==== PASSAGE PROVIDED

Create an inexpensive hourly remote backup
There are two kinds of people, those who backup regularly, and those that never had a hard drive fail
As you can tell the above is my favorite quote. It is so true and I believe everyone should evaluate how much their data (emails, documents, files) is worth to them and, based on that value, create a backup strategy that suits them. I know for sure that if I ever lost the pictures and videos of my family I would be devastated since those are irreplaceable.
So the question is how can I have an inexpensive backup solution? All my documents and emails are stored in Google, since my domain is on Google Apps. What happens to the live/development servers though that host all my work? I program on a daily basis and the code has to be backed up regularly so as to avoid any hard drive failures and thus result in loss of time and money.

========
==== STORED DATA

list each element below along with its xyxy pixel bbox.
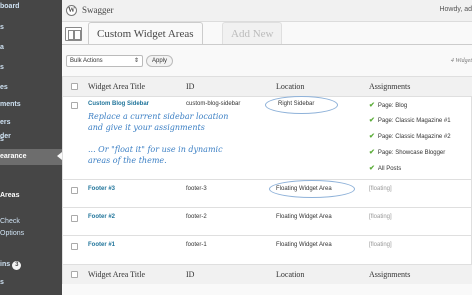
row-checkbox[interactable] bbox=[71, 243, 78, 250]
annotation-text: ... Or "float it" for use in dynamic bbox=[88, 145, 223, 154]
table-header: Widget Area Title ID Location Assignment… bbox=[63, 77, 472, 97]
widget-area-title-link[interactable]: Custom Blog Sidebar bbox=[88, 101, 149, 107]
assignment-item: ✔ Page: Classic Magazine #1 bbox=[369, 117, 451, 124]
sidebar-item-media[interactable]: a bbox=[0, 41, 62, 55]
widget-area-id: footer-3 bbox=[186, 186, 207, 192]
wordpress-logo-icon[interactable]: W bbox=[66, 5, 77, 16]
tab-divider bbox=[62, 44, 472, 45]
sidebar-item-widget-areas[interactable]: Areas bbox=[0, 189, 62, 203]
sidebar-item-builder[interactable]: der bbox=[0, 130, 62, 144]
column-footer-assignments: Assignments bbox=[369, 270, 411, 279]
column-header-location: Location bbox=[276, 82, 305, 91]
widget-area-location: Floating Widget Area bbox=[276, 186, 332, 192]
widget-area-title-link[interactable]: Footer #2 bbox=[88, 214, 115, 220]
bulk-actions-select[interactable]: Bulk Actions ⇕ bbox=[66, 55, 143, 67]
sidebar-item-links[interactable]: s bbox=[0, 61, 62, 75]
widget-area-location: Right Sidebar bbox=[278, 101, 315, 107]
howdy-user-menu[interactable]: Howdy, ad bbox=[439, 6, 472, 13]
check-icon: ✔ bbox=[369, 117, 375, 124]
sidebar-item-posts[interactable]: s bbox=[0, 21, 62, 35]
assignment-item: ✔ Page: Blog bbox=[369, 102, 408, 109]
admin-sidebar: board s a s es ments ers s der earance A… bbox=[0, 0, 62, 295]
sidebar-item-dashboard[interactable]: board bbox=[0, 0, 62, 14]
sidebar-item-plugins-label: ins bbox=[0, 261, 11, 268]
assignment-floating: [floating] bbox=[369, 242, 392, 248]
annotation-text: and give it your assignments bbox=[88, 123, 205, 132]
widget-area-title-link[interactable]: Footer #3 bbox=[88, 186, 115, 192]
items-count: 4 Widget bbox=[450, 58, 472, 64]
assignment-floating: [floating] bbox=[369, 214, 392, 220]
row-checkbox[interactable] bbox=[71, 215, 78, 222]
assignment-item: ✔ All Posts bbox=[369, 165, 402, 172]
sidebar-item-appearance[interactable]: earance bbox=[0, 149, 62, 165]
check-icon: ✔ bbox=[369, 165, 375, 172]
check-icon: ✔ bbox=[369, 102, 375, 109]
table-row: Custom Blog Sidebar custom-blog-sidebar … bbox=[63, 96, 472, 180]
annotation-text: areas of the theme. bbox=[88, 156, 167, 165]
site-title[interactable]: Swagger bbox=[82, 5, 114, 15]
widget-area-id: custom-blog-sidebar bbox=[186, 101, 241, 107]
assignment-item: ✔ Page: Classic Magazine #2 bbox=[369, 133, 451, 140]
column-footer-location: Location bbox=[276, 270, 305, 279]
check-icon: ✔ bbox=[369, 149, 375, 156]
column-header-assignments: Assignments bbox=[369, 82, 411, 91]
sidebar-item-users[interactable]: s bbox=[0, 276, 62, 290]
bulk-actions-value: Bulk Actions bbox=[70, 58, 103, 64]
widget-area-id: footer-2 bbox=[186, 214, 207, 220]
sidebar-item-options[interactable]: Options bbox=[0, 227, 62, 241]
select-arrows-icon: ⇕ bbox=[133, 58, 139, 64]
widget-areas-page-icon bbox=[65, 27, 82, 41]
column-footer-title[interactable]: Widget Area Title bbox=[88, 265, 145, 285]
widget-area-id: footer-1 bbox=[186, 242, 207, 248]
assignment-floating: [floating] bbox=[369, 186, 392, 192]
widget-area-location: Floating Widget Area bbox=[276, 214, 332, 220]
sidebar-item-plugins[interactable]: ins 3 bbox=[0, 258, 62, 272]
apply-button[interactable]: Apply bbox=[146, 55, 174, 67]
table-footer: Widget Area Title ID Location Assignment… bbox=[63, 264, 472, 284]
column-header-id: ID bbox=[186, 82, 195, 91]
sidebar-item-pages[interactable]: es bbox=[0, 81, 62, 95]
check-icon: ✔ bbox=[369, 133, 375, 140]
row-checkbox[interactable] bbox=[71, 187, 78, 194]
widget-areas-table: Widget Area Title ID Location Assignment… bbox=[62, 76, 472, 284]
plugins-count-badge: 3 bbox=[12, 261, 22, 270]
assignment-item: ✔ Page: Showcase Blogger bbox=[369, 149, 446, 156]
widget-area-location: Floating Widget Area bbox=[276, 242, 332, 248]
tab-custom-widget-areas[interactable]: Custom Widget Areas bbox=[88, 22, 203, 44]
sidebar-item-sliders[interactable]: ers bbox=[0, 116, 62, 130]
column-header-title[interactable]: Widget Area Title bbox=[88, 77, 145, 97]
table-row: Footer #2 footer-2 Floating Widget Area … bbox=[63, 208, 472, 236]
column-footer-id: ID bbox=[186, 270, 195, 279]
select-all-checkbox-footer[interactable] bbox=[71, 271, 78, 278]
sidebar-item-comments[interactable]: ments bbox=[0, 98, 62, 112]
table-row: Footer #1 footer-1 Floating Widget Area … bbox=[63, 236, 472, 264]
table-row: Footer #3 footer-3 Floating Widget Area … bbox=[63, 180, 472, 208]
select-all-checkbox[interactable] bbox=[71, 83, 78, 90]
widget-area-title-link[interactable]: Footer #1 bbox=[88, 242, 115, 248]
admin-top-bar: W Swagger Howdy, ad bbox=[62, 0, 472, 22]
tab-add-new[interactable]: Add New bbox=[222, 22, 283, 44]
row-checkbox[interactable] bbox=[71, 102, 78, 109]
annotation-text: Replace a current sidebar location bbox=[88, 112, 229, 121]
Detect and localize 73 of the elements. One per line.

========

JOB 1:
Rename "backup" to "archive" in the remote backup post between "Create an inexpensive" and "those are irreplaceable.", inclusive. What does that stretch read once the change is made?
JOB 2:
Can you summarize the remote backup post in two sentences?
The listing was drawn from a separate source.

EXERCISE ANSWER 1:
Create an inexpensive hourly remote archive
There are two kinds of people, those who archive regularly, and those that never had a hard drive fail
As you can tell the above is my favorite quote. It is so true and I believe everyone should evaluate how much their data (emails, documents, files) is worth to them and, based on that value, create a archive strategy that suits them. I know for sure that if I ever lost the pictures and videos of my family I would be devastated since those are irreplaceable.

EXERCISE ANSWER 2:
The author urges everyone to judge what their data is worth and to build a backup strategy that suits that value, adding that losing family pictures and videos would be devastating. With documents and emails already stored in Google through Google Apps, the author asks how to back up the live and development servers cheaply, since code written daily must be backed up regularly to avoid losing time and money.